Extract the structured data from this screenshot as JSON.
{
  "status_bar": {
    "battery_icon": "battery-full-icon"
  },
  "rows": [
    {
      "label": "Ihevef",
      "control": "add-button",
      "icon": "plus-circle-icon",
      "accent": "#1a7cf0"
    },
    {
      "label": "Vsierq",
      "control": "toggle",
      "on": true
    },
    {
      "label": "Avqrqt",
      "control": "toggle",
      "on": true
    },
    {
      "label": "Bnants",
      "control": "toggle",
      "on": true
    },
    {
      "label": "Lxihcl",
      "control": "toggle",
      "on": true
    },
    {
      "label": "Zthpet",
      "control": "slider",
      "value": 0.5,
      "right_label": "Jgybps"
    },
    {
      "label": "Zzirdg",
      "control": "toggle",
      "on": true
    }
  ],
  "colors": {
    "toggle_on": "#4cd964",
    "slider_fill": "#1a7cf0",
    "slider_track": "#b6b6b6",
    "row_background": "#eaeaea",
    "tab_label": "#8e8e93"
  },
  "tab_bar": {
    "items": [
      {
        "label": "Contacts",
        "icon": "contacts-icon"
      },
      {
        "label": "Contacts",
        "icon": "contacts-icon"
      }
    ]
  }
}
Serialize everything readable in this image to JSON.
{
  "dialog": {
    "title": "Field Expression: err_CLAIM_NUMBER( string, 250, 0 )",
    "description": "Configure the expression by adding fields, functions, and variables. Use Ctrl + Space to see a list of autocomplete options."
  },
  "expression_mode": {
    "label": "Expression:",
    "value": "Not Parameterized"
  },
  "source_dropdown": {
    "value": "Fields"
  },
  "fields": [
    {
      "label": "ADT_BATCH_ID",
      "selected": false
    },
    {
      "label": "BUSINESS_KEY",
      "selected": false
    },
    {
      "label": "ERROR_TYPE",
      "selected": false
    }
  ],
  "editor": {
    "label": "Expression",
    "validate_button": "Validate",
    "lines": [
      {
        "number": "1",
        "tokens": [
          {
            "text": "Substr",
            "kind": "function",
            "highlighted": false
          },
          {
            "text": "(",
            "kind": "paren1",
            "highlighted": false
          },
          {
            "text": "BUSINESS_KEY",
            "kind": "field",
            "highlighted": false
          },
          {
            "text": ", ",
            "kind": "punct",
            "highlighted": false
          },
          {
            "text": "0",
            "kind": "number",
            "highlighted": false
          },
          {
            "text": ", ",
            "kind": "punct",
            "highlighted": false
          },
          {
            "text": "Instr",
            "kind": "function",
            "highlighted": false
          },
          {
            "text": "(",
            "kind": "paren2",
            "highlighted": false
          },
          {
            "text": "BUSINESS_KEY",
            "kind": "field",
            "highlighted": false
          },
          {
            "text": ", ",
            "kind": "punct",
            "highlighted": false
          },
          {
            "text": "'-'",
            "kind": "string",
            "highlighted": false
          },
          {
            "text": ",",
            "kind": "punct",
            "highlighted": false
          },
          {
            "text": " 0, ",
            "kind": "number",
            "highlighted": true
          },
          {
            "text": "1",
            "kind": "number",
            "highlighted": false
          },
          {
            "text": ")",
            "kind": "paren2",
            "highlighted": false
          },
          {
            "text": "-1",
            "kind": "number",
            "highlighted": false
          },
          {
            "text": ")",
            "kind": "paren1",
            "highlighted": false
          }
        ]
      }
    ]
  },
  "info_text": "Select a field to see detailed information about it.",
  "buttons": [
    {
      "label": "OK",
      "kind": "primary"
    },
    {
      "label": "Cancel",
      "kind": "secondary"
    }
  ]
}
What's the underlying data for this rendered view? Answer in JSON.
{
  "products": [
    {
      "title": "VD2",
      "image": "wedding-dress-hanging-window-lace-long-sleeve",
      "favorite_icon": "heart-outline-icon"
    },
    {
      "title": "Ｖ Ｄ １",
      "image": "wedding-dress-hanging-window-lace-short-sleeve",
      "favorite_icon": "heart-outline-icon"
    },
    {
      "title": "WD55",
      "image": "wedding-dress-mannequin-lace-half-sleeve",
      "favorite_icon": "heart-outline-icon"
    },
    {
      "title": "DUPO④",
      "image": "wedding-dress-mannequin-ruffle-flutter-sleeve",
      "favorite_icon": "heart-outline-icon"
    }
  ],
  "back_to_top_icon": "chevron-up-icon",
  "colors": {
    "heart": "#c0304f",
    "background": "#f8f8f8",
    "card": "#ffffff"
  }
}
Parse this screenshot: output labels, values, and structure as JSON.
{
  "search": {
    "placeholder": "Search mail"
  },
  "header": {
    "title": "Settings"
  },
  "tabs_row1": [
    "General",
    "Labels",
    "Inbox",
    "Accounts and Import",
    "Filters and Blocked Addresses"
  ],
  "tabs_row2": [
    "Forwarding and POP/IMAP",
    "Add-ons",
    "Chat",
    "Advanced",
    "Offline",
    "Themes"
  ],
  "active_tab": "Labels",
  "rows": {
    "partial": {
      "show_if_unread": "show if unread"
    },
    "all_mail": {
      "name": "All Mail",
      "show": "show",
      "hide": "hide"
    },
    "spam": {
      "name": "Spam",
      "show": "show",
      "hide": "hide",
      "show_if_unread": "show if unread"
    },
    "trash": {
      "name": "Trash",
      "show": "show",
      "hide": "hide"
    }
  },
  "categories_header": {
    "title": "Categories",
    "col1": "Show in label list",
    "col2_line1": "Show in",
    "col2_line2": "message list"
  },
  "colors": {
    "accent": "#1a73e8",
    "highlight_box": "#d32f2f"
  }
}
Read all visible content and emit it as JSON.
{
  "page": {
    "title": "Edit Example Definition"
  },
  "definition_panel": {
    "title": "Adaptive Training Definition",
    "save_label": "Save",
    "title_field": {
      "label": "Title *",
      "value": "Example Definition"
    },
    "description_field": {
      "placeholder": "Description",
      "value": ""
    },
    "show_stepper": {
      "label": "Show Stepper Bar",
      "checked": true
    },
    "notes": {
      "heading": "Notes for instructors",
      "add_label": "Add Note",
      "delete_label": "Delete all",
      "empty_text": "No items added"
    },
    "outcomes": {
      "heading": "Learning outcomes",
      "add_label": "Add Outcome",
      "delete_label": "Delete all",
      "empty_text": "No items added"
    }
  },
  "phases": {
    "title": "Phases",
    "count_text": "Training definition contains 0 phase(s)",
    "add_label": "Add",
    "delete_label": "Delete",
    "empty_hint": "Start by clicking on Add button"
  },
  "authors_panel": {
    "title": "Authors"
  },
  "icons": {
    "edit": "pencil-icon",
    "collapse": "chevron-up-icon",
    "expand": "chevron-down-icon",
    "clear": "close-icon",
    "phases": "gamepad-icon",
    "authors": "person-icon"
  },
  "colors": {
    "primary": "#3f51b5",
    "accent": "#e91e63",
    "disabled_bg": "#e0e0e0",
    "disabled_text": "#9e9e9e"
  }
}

DIRECTIONS FOR THIS TASK:
Using the material above, report each line where "hanging" occurs.

FINAL RESULT:
      "image": "wedding-dress-hanging-window-lace-long-sleeve",
      "image": "wedding-dress-hanging-window-lace-short-sleeve",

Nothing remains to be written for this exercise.